*Written instruction*
In the entries, find all lines that hold the word "this" and copy them.

*Given information*
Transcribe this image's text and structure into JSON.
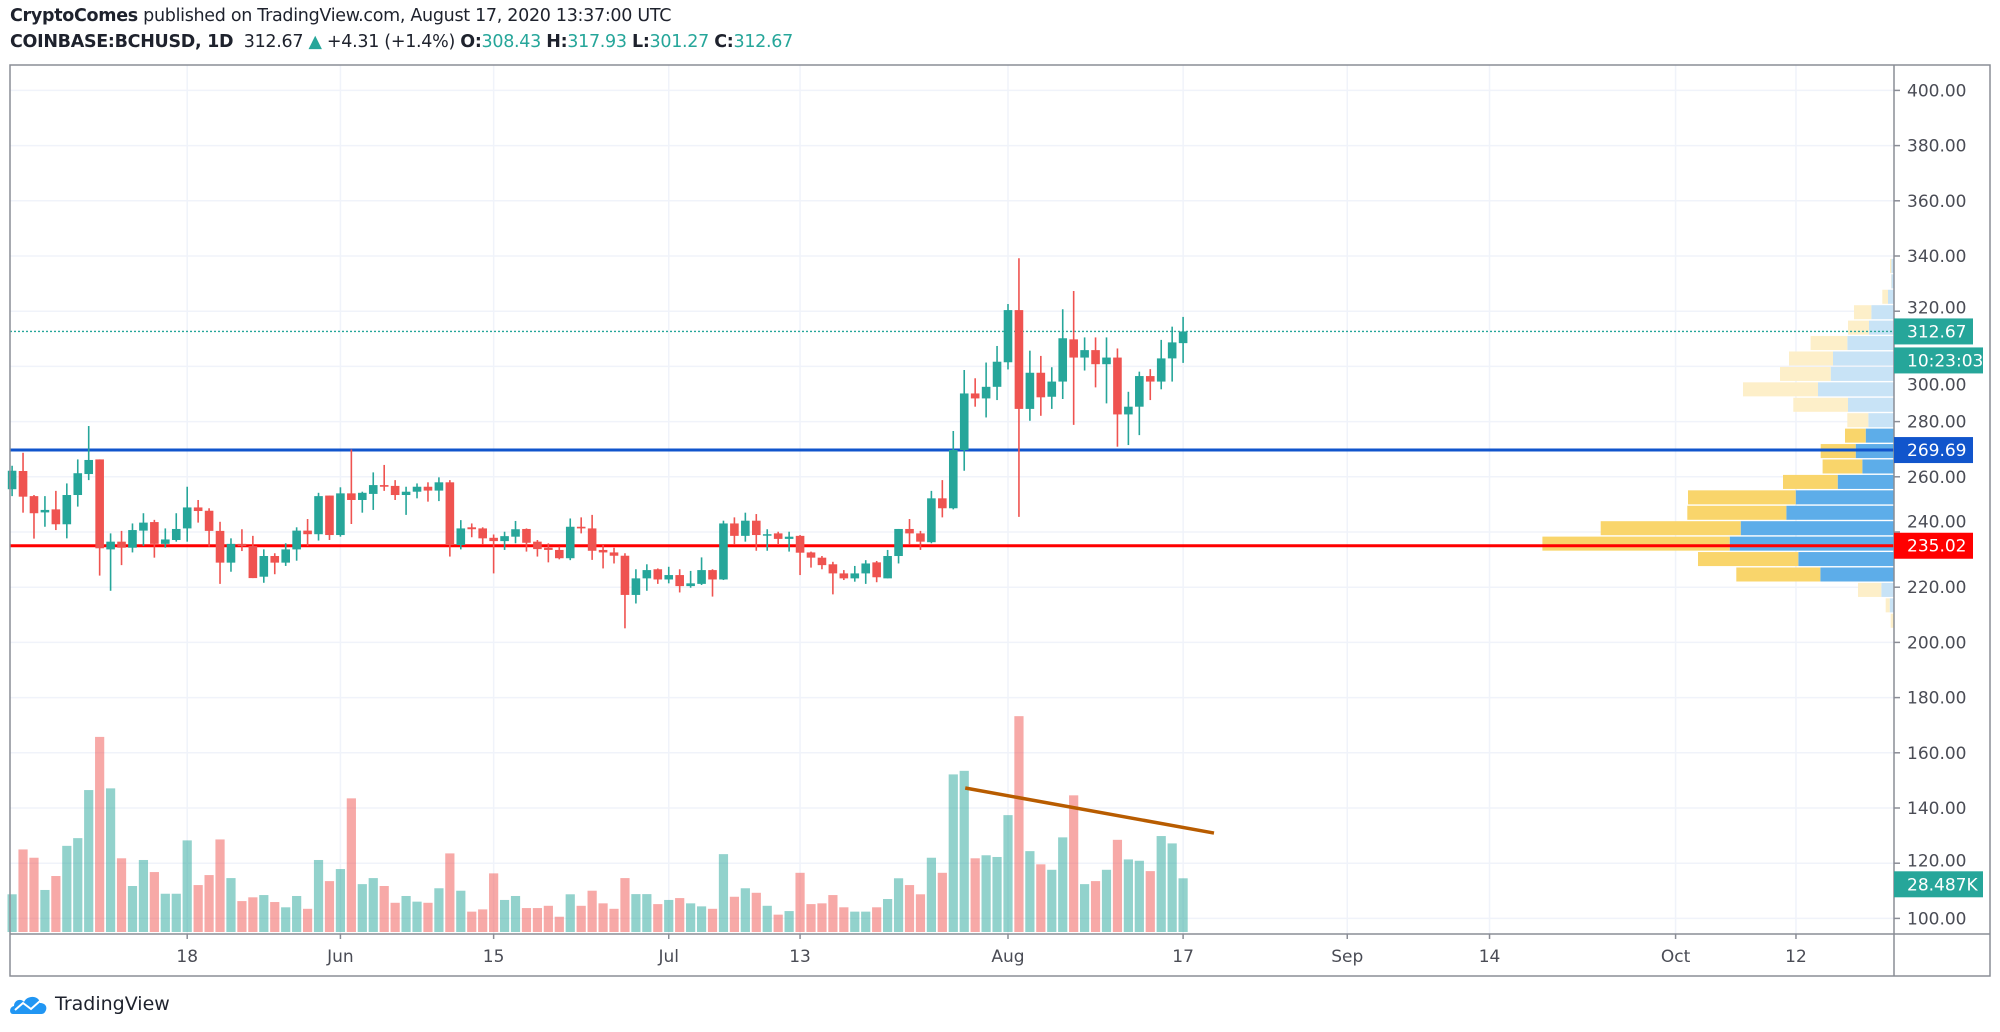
{
  "header": {
    "author": "CryptoComes",
    "published_text": "published on TradingView.com, August 17, 2020 13:37:00 UTC",
    "symbol": "COINBASE:BCHUSD, 1D",
    "last": "312.67",
    "change_arrow": "▲",
    "change": "+4.31 (+1.4%)",
    "open_label": "O:",
    "open": "308.43",
    "high_label": "H:",
    "high": "317.93",
    "low_label": "L:",
    "low": "301.27",
    "close_label": "C:",
    "close": "312.67"
  },
  "colors": {
    "up": "#26a69a",
    "down": "#ef5350",
    "support_blue": "#1155cc",
    "support_red": "#ff0000",
    "trendline": "#b85c00",
    "vp_up": "#5dade9",
    "vp_down": "#f9d56b",
    "vp_up_faded": "#c8e3f6",
    "vp_down_faded": "#fdefc9"
  },
  "footer": {
    "brand": "TradingView",
    "logo_icon": "tradingview-cloud-icon"
  },
  "chart_data": {
    "type": "candlestick",
    "title": "",
    "ylim": [
      95,
      410
    ],
    "y_ticks": [
      "100.00",
      "120.00",
      "140.00",
      "160.00",
      "180.00",
      "200.00",
      "220.00",
      "240.00",
      "260.00",
      "280.00",
      "300.00",
      "320.00",
      "340.00",
      "360.00",
      "380.00",
      "400.00"
    ],
    "x_range": [
      "2020-05-01",
      "2020-10-21"
    ],
    "x_ticks": [
      {
        "date": "2020-05-18",
        "label": "18"
      },
      {
        "date": "2020-06-01",
        "label": "Jun"
      },
      {
        "date": "2020-06-15",
        "label": "15"
      },
      {
        "date": "2020-07-01",
        "label": "Jul"
      },
      {
        "date": "2020-07-13",
        "label": "13"
      },
      {
        "date": "2020-08-01",
        "label": "Aug"
      },
      {
        "date": "2020-08-17",
        "label": "17"
      },
      {
        "date": "2020-09-01",
        "label": "Sep"
      },
      {
        "date": "2020-09-14",
        "label": "14"
      },
      {
        "date": "2020-10-01",
        "label": "Oct"
      },
      {
        "date": "2020-10-12",
        "label": "12"
      }
    ],
    "grid": true,
    "candle_fields": [
      "date",
      "open",
      "high",
      "low",
      "close",
      "volume_k"
    ],
    "candles": [
      [
        "2020-05-02",
        255.5,
        264.0,
        253.0,
        262.2,
        20.0
      ],
      [
        "2020-05-03",
        262.1,
        268.7,
        247.0,
        252.8,
        43.8
      ],
      [
        "2020-05-04",
        253.0,
        253.4,
        237.6,
        246.8,
        39.4
      ],
      [
        "2020-05-05",
        247.1,
        253.0,
        241.9,
        248.0,
        22.3
      ],
      [
        "2020-05-06",
        248.2,
        254.9,
        240.7,
        242.8,
        29.7
      ],
      [
        "2020-05-07",
        242.8,
        257.6,
        237.7,
        253.4,
        45.7
      ],
      [
        "2020-05-08",
        253.4,
        266.3,
        249.2,
        261.3,
        49.8
      ],
      [
        "2020-05-09",
        261.0,
        278.4,
        258.8,
        266.1,
        75.3
      ],
      [
        "2020-05-10",
        266.3,
        266.3,
        224.2,
        234.1,
        103.5
      ],
      [
        "2020-05-11",
        233.7,
        239.5,
        218.7,
        236.5,
        76.2
      ],
      [
        "2020-05-12",
        236.5,
        240.4,
        228.0,
        234.3,
        39.1
      ],
      [
        "2020-05-13",
        234.3,
        243.1,
        232.6,
        240.7,
        24.4
      ],
      [
        "2020-05-14",
        240.5,
        246.8,
        235.0,
        243.4,
        38.2
      ],
      [
        "2020-05-15",
        243.6,
        244.4,
        230.7,
        235.7,
        31.8
      ],
      [
        "2020-05-16",
        235.7,
        241.3,
        234.3,
        237.3,
        20.3
      ],
      [
        "2020-05-17",
        237.1,
        246.8,
        236.5,
        241.1,
        20.3
      ],
      [
        "2020-05-18",
        241.3,
        256.4,
        236.5,
        248.9,
        48.6
      ],
      [
        "2020-05-19",
        248.9,
        251.6,
        243.4,
        247.6,
        24.9
      ],
      [
        "2020-05-20",
        247.7,
        248.6,
        234.7,
        240.4,
        30.2
      ],
      [
        "2020-05-21",
        240.4,
        243.7,
        221.2,
        228.9,
        49.1
      ],
      [
        "2020-05-22",
        228.9,
        237.7,
        225.6,
        235.7,
        28.6
      ],
      [
        "2020-05-23",
        235.7,
        241.0,
        233.1,
        234.9,
        16.4
      ],
      [
        "2020-05-24",
        234.9,
        238.6,
        223.3,
        223.3,
        18.4
      ],
      [
        "2020-05-25",
        223.8,
        233.7,
        221.6,
        231.3,
        19.6
      ],
      [
        "2020-05-26",
        231.3,
        232.3,
        224.7,
        228.9,
        15.9
      ],
      [
        "2020-05-27",
        228.9,
        235.9,
        227.7,
        233.7,
        13.1
      ],
      [
        "2020-05-28",
        233.7,
        241.7,
        229.6,
        240.5,
        19.1
      ],
      [
        "2020-05-29",
        240.5,
        244.7,
        235.0,
        239.2,
        12.3
      ],
      [
        "2020-05-30",
        239.2,
        254.2,
        236.9,
        253.0,
        38.2
      ],
      [
        "2020-05-31",
        253.2,
        253.2,
        237.1,
        238.9,
        27.0
      ],
      [
        "2020-06-01",
        238.9,
        256.2,
        238.3,
        254.0,
        33.4
      ],
      [
        "2020-06-02",
        254.0,
        269.9,
        242.9,
        251.6,
        70.9
      ],
      [
        "2020-06-03",
        251.6,
        254.6,
        247.0,
        254.2,
        25.4
      ],
      [
        "2020-06-04",
        253.8,
        261.6,
        248.0,
        257.0,
        28.6
      ],
      [
        "2020-06-05",
        257.0,
        264.3,
        254.9,
        256.4,
        24.4
      ],
      [
        "2020-06-06",
        256.7,
        258.8,
        251.6,
        253.4,
        15.5
      ],
      [
        "2020-06-07",
        253.4,
        256.4,
        246.2,
        254.6,
        19.1
      ],
      [
        "2020-06-08",
        254.6,
        257.6,
        252.2,
        256.4,
        16.1
      ],
      [
        "2020-06-09",
        256.4,
        258.0,
        251.0,
        255.0,
        15.5
      ],
      [
        "2020-06-10",
        255.0,
        259.8,
        251.2,
        258.0,
        23.2
      ],
      [
        "2020-06-11",
        258.0,
        258.8,
        231.1,
        235.3,
        41.7
      ],
      [
        "2020-06-12",
        235.3,
        244.3,
        233.7,
        241.3,
        21.9
      ],
      [
        "2020-06-13",
        241.7,
        243.1,
        238.1,
        241.0,
        10.8
      ],
      [
        "2020-06-14",
        241.3,
        241.7,
        235.6,
        237.7,
        12.0
      ],
      [
        "2020-06-15",
        237.9,
        239.1,
        225.0,
        236.7,
        31.1
      ],
      [
        "2020-06-16",
        236.7,
        240.1,
        233.5,
        238.5,
        17.0
      ],
      [
        "2020-06-17",
        238.3,
        244.0,
        235.9,
        241.0,
        19.1
      ],
      [
        "2020-06-18",
        241.1,
        241.3,
        232.9,
        236.1,
        12.7
      ],
      [
        "2020-06-19",
        236.5,
        237.1,
        231.1,
        233.8,
        12.7
      ],
      [
        "2020-06-20",
        234.3,
        235.9,
        229.0,
        233.5,
        13.9
      ],
      [
        "2020-06-21",
        233.5,
        234.7,
        230.1,
        230.5,
        8.1
      ],
      [
        "2020-06-22",
        230.5,
        244.9,
        229.8,
        241.9,
        20.0
      ],
      [
        "2020-06-23",
        241.9,
        245.3,
        239.5,
        241.3,
        13.9
      ],
      [
        "2020-06-24",
        241.3,
        246.2,
        229.9,
        233.2,
        21.9
      ],
      [
        "2020-06-25",
        233.5,
        235.3,
        226.8,
        232.6,
        15.2
      ],
      [
        "2020-06-26",
        232.6,
        234.3,
        228.6,
        231.4,
        12.3
      ],
      [
        "2020-06-27",
        231.4,
        232.3,
        205.1,
        217.2,
        28.6
      ],
      [
        "2020-06-28",
        217.2,
        226.5,
        214.1,
        223.2,
        20.1
      ],
      [
        "2020-06-29",
        223.2,
        228.3,
        218.7,
        226.2,
        20.1
      ],
      [
        "2020-06-30",
        226.5,
        226.8,
        221.2,
        222.8,
        14.8
      ],
      [
        "2020-07-01",
        222.8,
        227.4,
        221.4,
        224.4,
        17.0
      ],
      [
        "2020-07-02",
        224.4,
        226.5,
        218.1,
        220.4,
        18.0
      ],
      [
        "2020-07-03",
        220.4,
        225.9,
        219.8,
        221.4,
        15.2
      ],
      [
        "2020-07-04",
        221.2,
        230.8,
        220.8,
        226.2,
        13.6
      ],
      [
        "2020-07-05",
        226.2,
        226.5,
        216.6,
        222.8,
        12.3
      ],
      [
        "2020-07-06",
        222.8,
        244.1,
        222.6,
        243.1,
        41.3
      ],
      [
        "2020-07-07",
        243.1,
        245.3,
        235.6,
        238.6,
        18.7
      ],
      [
        "2020-07-08",
        238.6,
        247.0,
        236.5,
        244.1,
        23.2
      ],
      [
        "2020-07-09",
        244.1,
        246.5,
        233.2,
        238.9,
        20.8
      ],
      [
        "2020-07-10",
        238.7,
        241.0,
        233.2,
        239.2,
        13.9
      ],
      [
        "2020-07-11",
        239.5,
        240.1,
        235.3,
        237.5,
        9.2
      ],
      [
        "2020-07-12",
        237.5,
        240.1,
        232.9,
        238.3,
        11.1
      ],
      [
        "2020-07-13",
        238.6,
        238.9,
        224.4,
        232.5,
        31.4
      ],
      [
        "2020-07-14",
        232.6,
        232.9,
        227.1,
        230.7,
        14.8
      ],
      [
        "2020-07-15",
        230.7,
        231.3,
        226.5,
        228.0,
        15.2
      ],
      [
        "2020-07-16",
        228.3,
        229.2,
        217.4,
        225.0,
        19.6
      ],
      [
        "2020-07-17",
        225.0,
        226.2,
        222.6,
        223.2,
        13.1
      ],
      [
        "2020-07-18",
        223.2,
        227.7,
        222.0,
        225.0,
        10.8
      ],
      [
        "2020-07-19",
        225.0,
        229.8,
        221.2,
        228.6,
        10.8
      ],
      [
        "2020-07-20",
        229.0,
        229.5,
        221.8,
        223.6,
        13.1
      ],
      [
        "2020-07-21",
        223.2,
        233.5,
        223.2,
        231.3,
        17.5
      ],
      [
        "2020-07-22",
        231.3,
        241.1,
        228.6,
        241.1,
        28.5
      ],
      [
        "2020-07-23",
        241.1,
        244.7,
        235.6,
        239.5,
        24.9
      ],
      [
        "2020-07-24",
        239.5,
        240.4,
        233.5,
        236.5,
        20.0
      ],
      [
        "2020-07-25",
        236.3,
        254.9,
        235.9,
        252.2,
        39.4
      ],
      [
        "2020-07-26",
        252.2,
        258.8,
        245.3,
        248.6,
        31.4
      ],
      [
        "2020-07-27",
        248.6,
        276.6,
        248.2,
        269.7,
        83.6
      ],
      [
        "2020-07-28",
        269.7,
        298.7,
        262.2,
        290.2,
        85.5
      ],
      [
        "2020-07-29",
        290.2,
        295.7,
        285.4,
        288.4,
        39.1
      ],
      [
        "2020-07-30",
        288.4,
        301.4,
        281.5,
        292.6,
        40.7
      ],
      [
        "2020-07-31",
        292.6,
        307.4,
        287.8,
        301.7,
        39.8
      ],
      [
        "2020-08-01",
        301.5,
        322.6,
        298.9,
        320.4,
        62.0
      ],
      [
        "2020-08-02",
        320.4,
        339.2,
        245.5,
        284.6,
        114.5
      ],
      [
        "2020-08-03",
        284.6,
        305.7,
        280.3,
        297.7,
        42.9
      ],
      [
        "2020-08-04",
        297.7,
        303.8,
        282.1,
        288.8,
        35.9
      ],
      [
        "2020-08-05",
        289.0,
        299.7,
        284.6,
        294.5,
        33.0
      ],
      [
        "2020-08-06",
        294.5,
        320.7,
        288.2,
        310.2,
        50.2
      ],
      [
        "2020-08-07",
        309.8,
        327.3,
        278.8,
        303.2,
        72.5
      ],
      [
        "2020-08-08",
        303.2,
        310.5,
        298.5,
        305.9,
        25.4
      ],
      [
        "2020-08-09",
        305.9,
        310.5,
        292.4,
        300.8,
        27.0
      ],
      [
        "2020-08-10",
        300.8,
        310.5,
        286.6,
        303.2,
        33.0
      ],
      [
        "2020-08-11",
        303.2,
        306.5,
        270.9,
        282.6,
        48.9
      ],
      [
        "2020-08-12",
        282.6,
        290.8,
        271.5,
        285.4,
        38.5
      ],
      [
        "2020-08-13",
        285.4,
        298.1,
        275.1,
        296.5,
        37.8
      ],
      [
        "2020-08-14",
        296.5,
        299.0,
        287.8,
        294.5,
        32.3
      ],
      [
        "2020-08-15",
        294.5,
        309.6,
        291.7,
        302.9,
        50.9
      ],
      [
        "2020-08-16",
        302.9,
        314.4,
        294.5,
        308.7,
        47.0
      ],
      [
        "2020-08-17",
        308.43,
        317.93,
        301.27,
        312.67,
        28.487
      ]
    ],
    "horizontal_lines": [
      {
        "price": 269.69,
        "label": "269.69",
        "color": "#1155cc"
      },
      {
        "price": 235.02,
        "label": "235.02",
        "color": "#ff0000"
      }
    ],
    "last_price": {
      "price": 312.67,
      "label": "312.67",
      "countdown": "10:23:03",
      "color": "#26a69a"
    },
    "last_volume": {
      "value_k": 28.487,
      "label": "28.487K"
    },
    "volume_trendline": [
      {
        "date": "2020-07-28",
        "volume_k": 76.4
      },
      {
        "date": "2020-08-19",
        "volume_k": 52.5
      }
    ],
    "volume_profile": {
      "bin_size": 5.59,
      "top_price": 339.2,
      "rows_up_down": [
        [
          2.7,
          1.3
        ],
        [
          2.7,
          0.3
        ],
        [
          6,
          5.7
        ],
        [
          22.7,
          17.3
        ],
        [
          25,
          21
        ],
        [
          46.7,
          36.7
        ],
        [
          61,
          44
        ],
        [
          63.3,
          50.7
        ],
        [
          76,
          75
        ],
        [
          46,
          54.7
        ],
        [
          25.7,
          21
        ],
        [
          28.3,
          20.7
        ],
        [
          38.3,
          35
        ],
        [
          31.7,
          39.7
        ],
        [
          56.3,
          54.7
        ],
        [
          98.3,
          107.7
        ],
        [
          107.7,
          99
        ],
        [
          153.3,
          140
        ],
        [
          164.3,
          187.3
        ],
        [
          95.7,
          100.3
        ],
        [
          73.7,
          84
        ],
        [
          12.7,
          23.3
        ],
        [
          4.3,
          4
        ],
        [
          0.5,
          2.8
        ]
      ],
      "value_area_rows": [
        11,
        20
      ]
    }
  }
}
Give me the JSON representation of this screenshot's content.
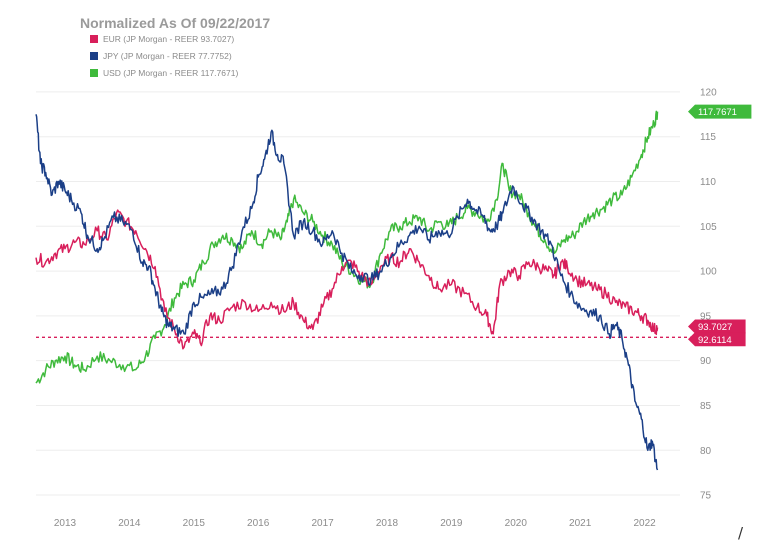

*Solution below*
Transcribe this image's text and structure into JSON.
Give me the JSON representation of this screenshot's content.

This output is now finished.